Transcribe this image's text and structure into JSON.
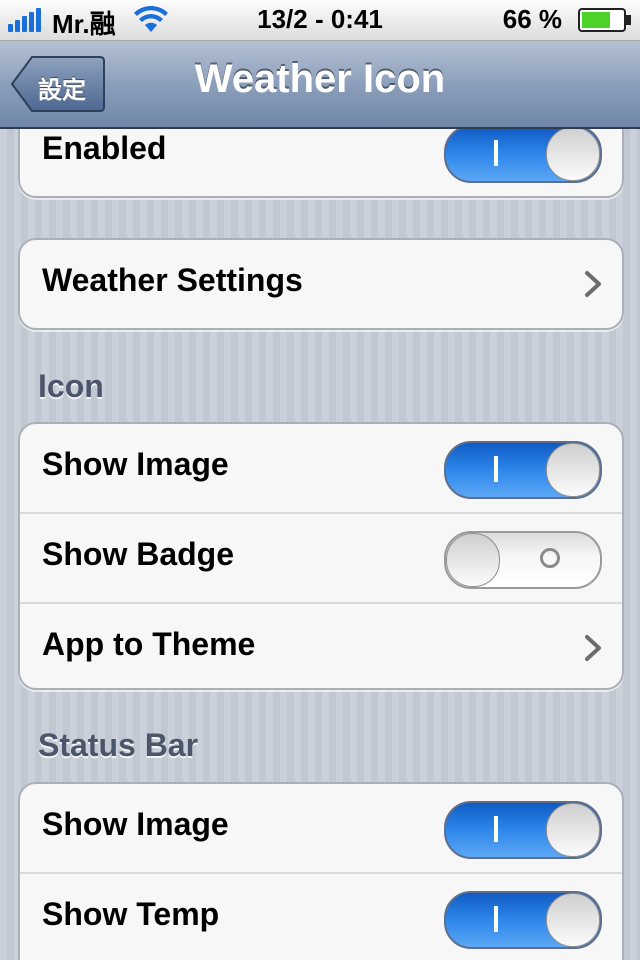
{
  "status_bar": {
    "carrier": "Mr.融",
    "time": "13/2 - 0:41",
    "battery_percent": "66 %"
  },
  "nav": {
    "back_label": "設定",
    "title": "Weather Icon"
  },
  "groups": {
    "enabled": {
      "label": "Enabled",
      "on": true
    },
    "weather_settings": {
      "label": "Weather Settings"
    },
    "icon": {
      "header": "Icon",
      "show_image": {
        "label": "Show Image",
        "on": true
      },
      "show_badge": {
        "label": "Show Badge",
        "on": false
      },
      "app_to_theme": {
        "label": "App to Theme"
      }
    },
    "status_bar": {
      "header": "Status Bar",
      "show_image": {
        "label": "Show Image",
        "on": true
      },
      "show_temp": {
        "label": "Show Temp",
        "on": true
      }
    }
  },
  "colors": {
    "toggle_on": "#2e87ea",
    "nav_bar": "#8c9fbb",
    "signal": "#1b6fd8",
    "battery": "#4cd32a"
  },
  "icons": [
    "signal-bars-icon",
    "wifi-icon",
    "battery-icon",
    "back-arrow-icon",
    "chevron-right-icon"
  ]
}
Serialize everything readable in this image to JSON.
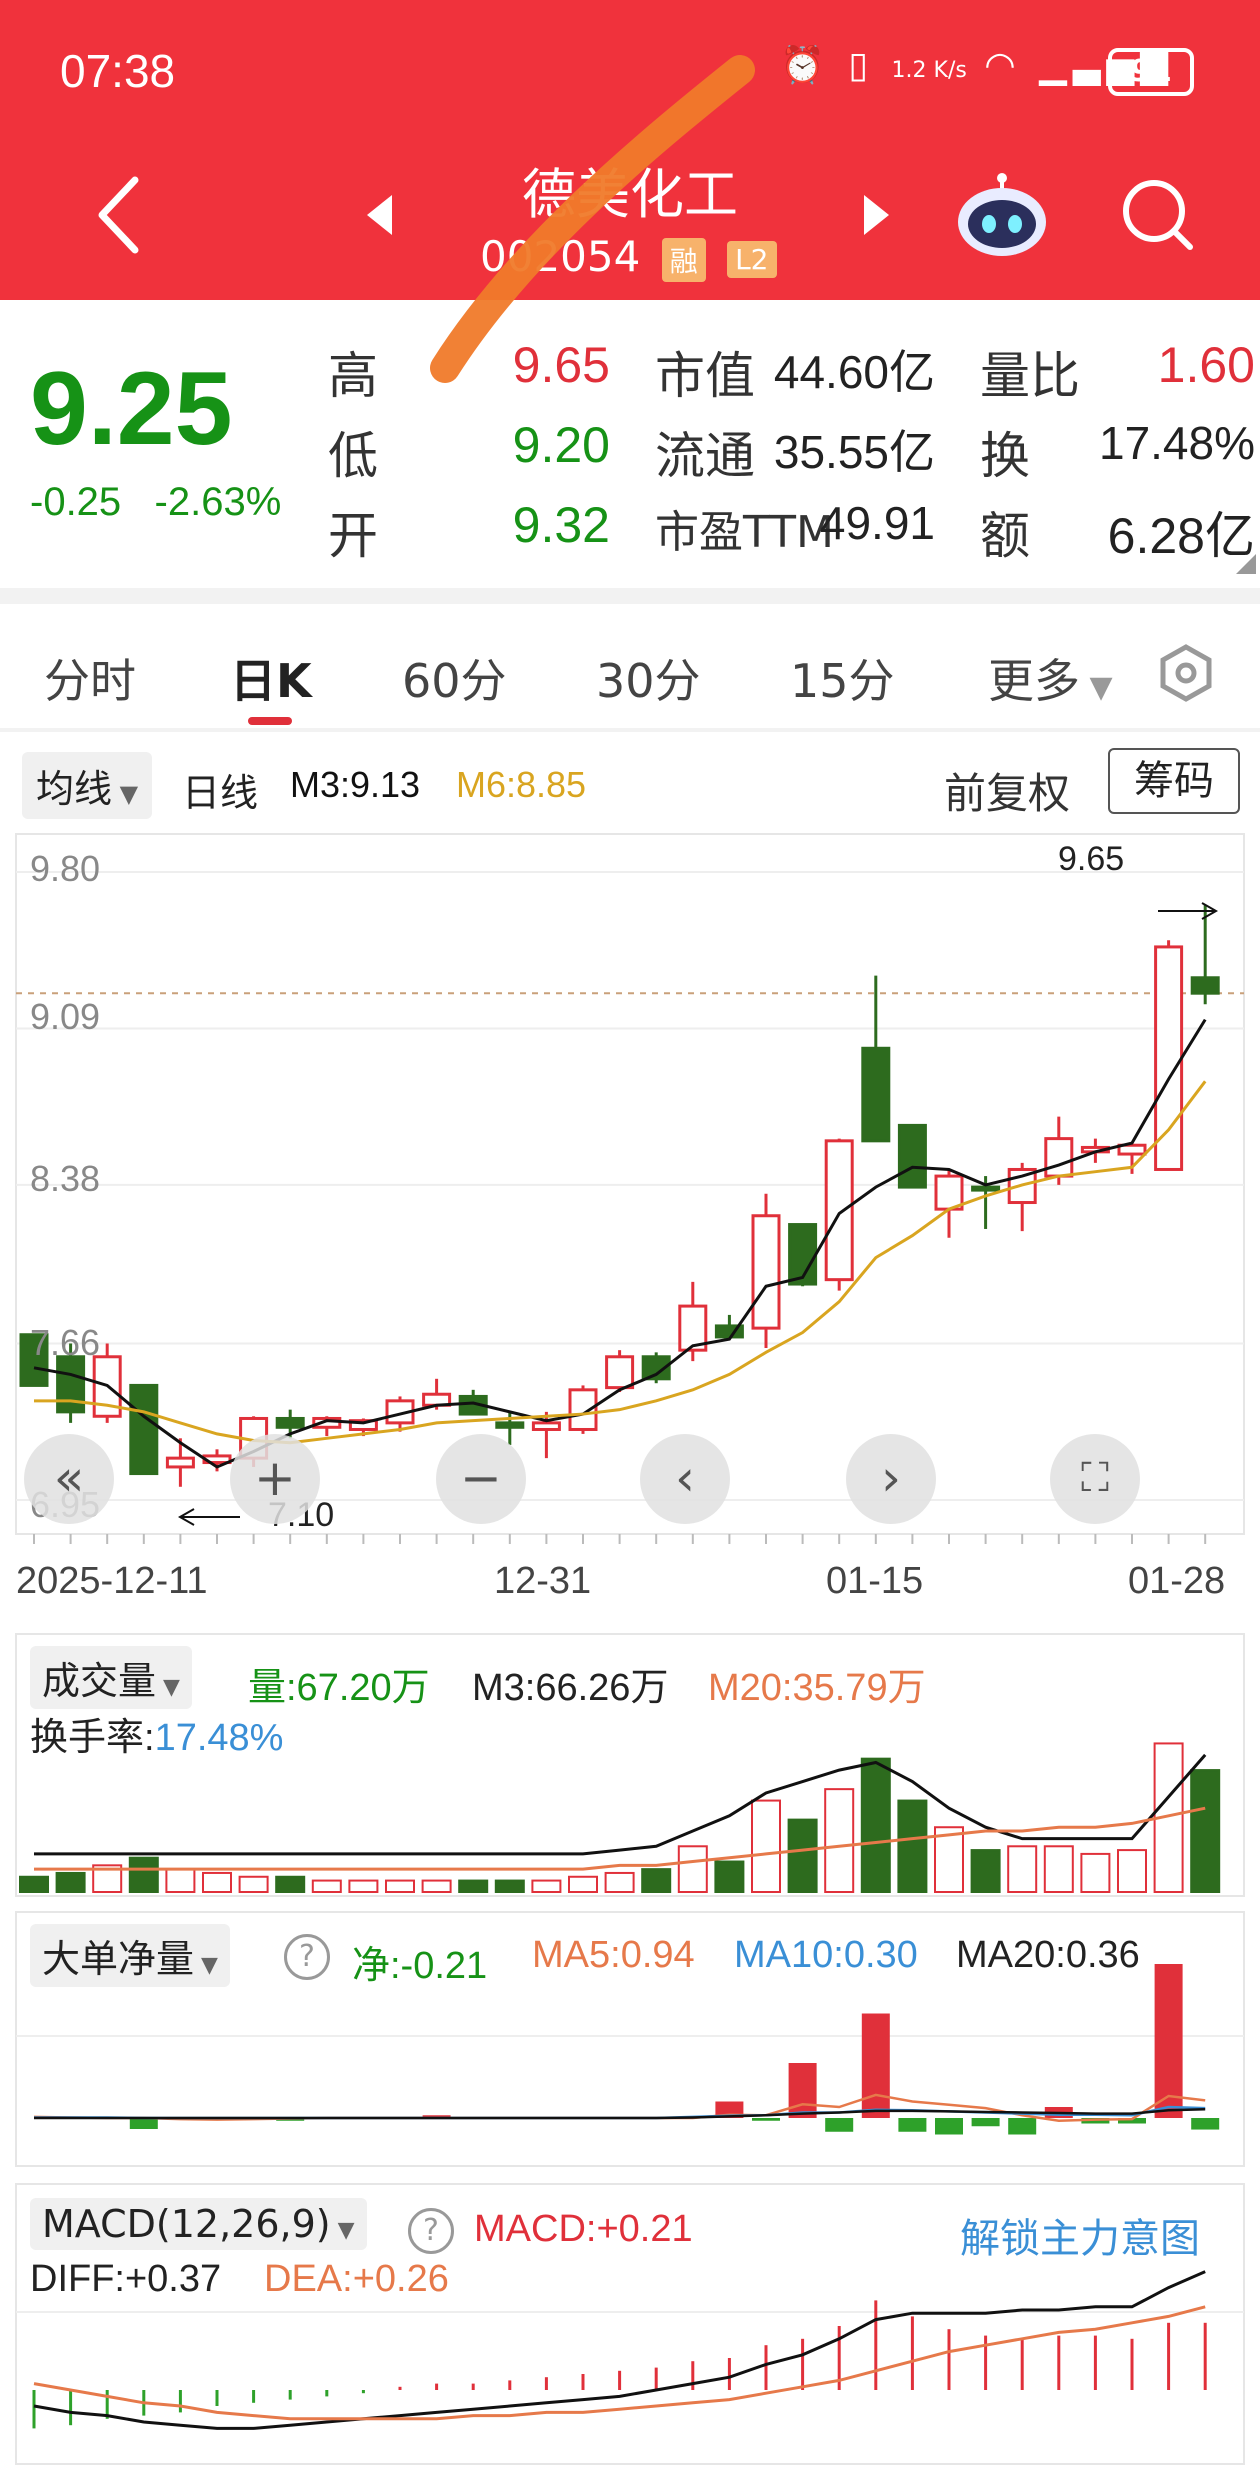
{
  "status_bar": {
    "time": "07:38",
    "net_speed": "1.2 K/s",
    "battery": "91"
  },
  "header": {
    "stock_name": "德美化工",
    "stock_code": "002054",
    "tag_margin": "融",
    "tag_level": "L2"
  },
  "quote": {
    "price": "9.25",
    "change": "-0.25",
    "change_pct": "-2.63%",
    "high_label": "高",
    "high": "9.65",
    "low_label": "低",
    "low": "9.20",
    "open_label": "开",
    "open": "9.32",
    "mktcap_label": "市值",
    "mktcap": "44.60亿",
    "float_label": "流通",
    "float": "35.55亿",
    "pe_label": "市盈TTM",
    "pe": "49.91",
    "vol_ratio_label": "量比",
    "vol_ratio": "1.60",
    "turnover_label": "换",
    "turnover": "17.48%",
    "amount_label": "额",
    "amount": "6.28亿"
  },
  "tabs": [
    "分时",
    "日K",
    "60分",
    "30分",
    "15分",
    "更多"
  ],
  "active_tab": "日K",
  "kline_header": {
    "ma_button": "均线",
    "period": "日线",
    "m3": "M3:9.13",
    "m6": "M6:8.85",
    "adjust": "前复权",
    "chips": "筹码"
  },
  "kline_axis": {
    "y_ticks": [
      "9.80",
      "9.09",
      "8.38",
      "7.66",
      "6.95"
    ],
    "high_mark": "9.65",
    "low_mark": "7.10",
    "dates": [
      "2025-12-11",
      "12-31",
      "01-15",
      "01-28"
    ]
  },
  "volume_panel": {
    "button": "成交量",
    "vol": "量:67.20万",
    "m3": "M3:66.26万",
    "m20": "M20:35.79万",
    "turnover_label": "换手率:",
    "turnover": "17.48%"
  },
  "bigorder_panel": {
    "button": "大单净量",
    "net": "净:-0.21",
    "ma5": "MA5:0.94",
    "ma10": "MA10:0.30",
    "ma20": "MA20:0.36"
  },
  "macd_panel": {
    "button": "MACD(12,26,9)",
    "macd": "MACD:+0.21",
    "diff": "DIFF:+0.37",
    "dea": "DEA:+0.26",
    "unlock": "解锁主力意图"
  },
  "colors": {
    "header_red": "#f0323c",
    "up_red": "#e0303a",
    "down_green": "#2d6b1e",
    "ma6_orange": "#d9a520",
    "ma20_orange": "#e6794a",
    "blue": "#3a8fd6"
  },
  "chart_data": [
    {
      "type": "candlestick",
      "title": "日线",
      "ylim": [
        6.95,
        9.8
      ],
      "candles": [
        {
          "o": 7.7,
          "h": 7.7,
          "l": 7.47,
          "c": 7.47
        },
        {
          "o": 7.6,
          "h": 7.66,
          "l": 7.3,
          "c": 7.35
        },
        {
          "o": 7.33,
          "h": 7.66,
          "l": 7.3,
          "c": 7.6
        },
        {
          "o": 7.47,
          "h": 7.47,
          "l": 7.07,
          "c": 7.07
        },
        {
          "o": 7.1,
          "h": 7.23,
          "l": 7.01,
          "c": 7.14
        },
        {
          "o": 7.12,
          "h": 7.18,
          "l": 7.08,
          "c": 7.15
        },
        {
          "o": 7.14,
          "h": 7.33,
          "l": 7.1,
          "c": 7.32
        },
        {
          "o": 7.32,
          "h": 7.36,
          "l": 7.23,
          "c": 7.28
        },
        {
          "o": 7.28,
          "h": 7.33,
          "l": 7.24,
          "c": 7.32
        },
        {
          "o": 7.27,
          "h": 7.32,
          "l": 7.24,
          "c": 7.31
        },
        {
          "o": 7.3,
          "h": 7.42,
          "l": 7.26,
          "c": 7.4
        },
        {
          "o": 7.38,
          "h": 7.5,
          "l": 7.36,
          "c": 7.43
        },
        {
          "o": 7.42,
          "h": 7.45,
          "l": 7.34,
          "c": 7.34
        },
        {
          "o": 7.3,
          "h": 7.35,
          "l": 7.2,
          "c": 7.28
        },
        {
          "o": 7.27,
          "h": 7.35,
          "l": 7.14,
          "c": 7.3
        },
        {
          "o": 7.27,
          "h": 7.47,
          "l": 7.25,
          "c": 7.45
        },
        {
          "o": 7.46,
          "h": 7.63,
          "l": 7.44,
          "c": 7.6
        },
        {
          "o": 7.6,
          "h": 7.62,
          "l": 7.48,
          "c": 7.5
        },
        {
          "o": 7.63,
          "h": 7.94,
          "l": 7.58,
          "c": 7.83
        },
        {
          "o": 7.74,
          "h": 7.79,
          "l": 7.68,
          "c": 7.69
        },
        {
          "o": 7.73,
          "h": 8.34,
          "l": 7.64,
          "c": 8.24
        },
        {
          "o": 8.2,
          "h": 8.2,
          "l": 7.92,
          "c": 7.93
        },
        {
          "o": 7.95,
          "h": 8.59,
          "l": 7.9,
          "c": 8.58
        },
        {
          "o": 9.0,
          "h": 9.33,
          "l": 8.8,
          "c": 8.58
        },
        {
          "o": 8.65,
          "h": 8.65,
          "l": 8.37,
          "c": 8.37
        },
        {
          "o": 8.27,
          "h": 8.45,
          "l": 8.14,
          "c": 8.42
        },
        {
          "o": 8.37,
          "h": 8.42,
          "l": 8.18,
          "c": 8.36
        },
        {
          "o": 8.3,
          "h": 8.48,
          "l": 8.17,
          "c": 8.45
        },
        {
          "o": 8.42,
          "h": 8.69,
          "l": 8.38,
          "c": 8.59
        },
        {
          "o": 8.53,
          "h": 8.59,
          "l": 8.48,
          "c": 8.55
        },
        {
          "o": 8.52,
          "h": 8.57,
          "l": 8.43,
          "c": 8.56
        },
        {
          "o": 8.45,
          "h": 9.49,
          "l": 8.45,
          "c": 9.46
        },
        {
          "o": 9.32,
          "h": 9.65,
          "l": 9.2,
          "c": 9.25
        }
      ],
      "series": [
        {
          "name": "M3",
          "values": [
            7.55,
            7.52,
            7.47,
            7.33,
            7.21,
            7.1,
            7.17,
            7.25,
            7.31,
            7.3,
            7.34,
            7.38,
            7.39,
            7.35,
            7.31,
            7.34,
            7.45,
            7.52,
            7.65,
            7.68,
            7.92,
            7.96,
            8.25,
            8.37,
            8.46,
            8.45,
            8.38,
            8.42,
            8.47,
            8.53,
            8.57,
            8.86,
            9.13
          ]
        },
        {
          "name": "M6",
          "values": [
            7.4,
            7.4,
            7.38,
            7.35,
            7.3,
            7.25,
            7.22,
            7.21,
            7.23,
            7.25,
            7.27,
            7.3,
            7.31,
            7.32,
            7.33,
            7.34,
            7.36,
            7.4,
            7.45,
            7.52,
            7.62,
            7.71,
            7.85,
            8.05,
            8.15,
            8.27,
            8.33,
            8.38,
            8.42,
            8.44,
            8.46,
            8.63,
            8.85
          ]
        }
      ]
    },
    {
      "type": "bar",
      "title": "成交量",
      "values": [
        4,
        5,
        7,
        9,
        6,
        5,
        4,
        4,
        3,
        3,
        3,
        3,
        3,
        3,
        3,
        4,
        5,
        6,
        12,
        8,
        24,
        19,
        27,
        35,
        24,
        17,
        11,
        12,
        12,
        10,
        11,
        39,
        32
      ],
      "series": [
        {
          "name": "M3",
          "values": [
            10,
            10,
            10,
            10,
            10,
            10,
            10,
            10,
            10,
            10,
            10,
            10,
            10,
            10,
            10,
            10,
            11,
            12,
            16,
            20,
            26,
            29,
            32,
            34,
            29,
            22,
            17,
            14,
            14,
            14,
            14,
            25,
            36
          ]
        },
        {
          "name": "M20",
          "values": [
            6,
            6,
            6,
            6,
            6,
            6,
            6,
            6,
            6,
            6,
            6,
            6,
            6,
            6,
            6,
            6,
            7,
            7,
            8,
            9,
            10,
            11,
            12,
            13,
            14,
            15,
            16,
            16,
            17,
            17,
            18,
            20,
            22
          ]
        }
      ]
    },
    {
      "type": "bar",
      "title": "大单净量",
      "values": [
        0,
        0,
        0,
        -0.2,
        0,
        0,
        0,
        -0.05,
        0,
        0,
        0,
        0.05,
        0,
        0,
        0,
        0,
        0,
        0,
        0,
        0.3,
        -0.05,
        1.0,
        -0.25,
        1.9,
        -0.25,
        -0.3,
        -0.15,
        -0.3,
        0.2,
        -0.1,
        -0.1,
        2.8,
        -0.21
      ]
    },
    {
      "type": "bar",
      "title": "MACD",
      "values": [
        -0.12,
        -0.11,
        -0.09,
        -0.08,
        -0.07,
        -0.05,
        -0.04,
        -0.03,
        -0.02,
        -0.01,
        0.01,
        0.02,
        0.02,
        0.03,
        0.04,
        0.05,
        0.06,
        0.07,
        0.09,
        0.1,
        0.14,
        0.16,
        0.2,
        0.28,
        0.23,
        0.19,
        0.17,
        0.16,
        0.17,
        0.17,
        0.16,
        0.21,
        0.21
      ],
      "series": [
        {
          "name": "DIFF",
          "values": [
            -0.05,
            -0.07,
            -0.08,
            -0.1,
            -0.11,
            -0.12,
            -0.12,
            -0.11,
            -0.1,
            -0.09,
            -0.08,
            -0.07,
            -0.06,
            -0.05,
            -0.04,
            -0.03,
            -0.02,
            0,
            0.02,
            0.04,
            0.08,
            0.11,
            0.16,
            0.22,
            0.24,
            0.24,
            0.24,
            0.25,
            0.25,
            0.26,
            0.26,
            0.32,
            0.37
          ]
        },
        {
          "name": "DEA",
          "values": [
            0.02,
            0.0,
            -0.02,
            -0.04,
            -0.05,
            -0.07,
            -0.08,
            -0.09,
            -0.09,
            -0.09,
            -0.09,
            -0.09,
            -0.08,
            -0.08,
            -0.07,
            -0.07,
            -0.06,
            -0.05,
            -0.04,
            -0.03,
            -0.01,
            0.01,
            0.03,
            0.06,
            0.09,
            0.12,
            0.14,
            0.16,
            0.18,
            0.19,
            0.21,
            0.23,
            0.26
          ]
        }
      ]
    }
  ]
}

▶ Short problem
Look through the entries and find each line that has the string "this". Copy those lines.

▶ Expected answer
Transcribe this image's text and structure into JSON.
Serialize everything readable in this image to JSON.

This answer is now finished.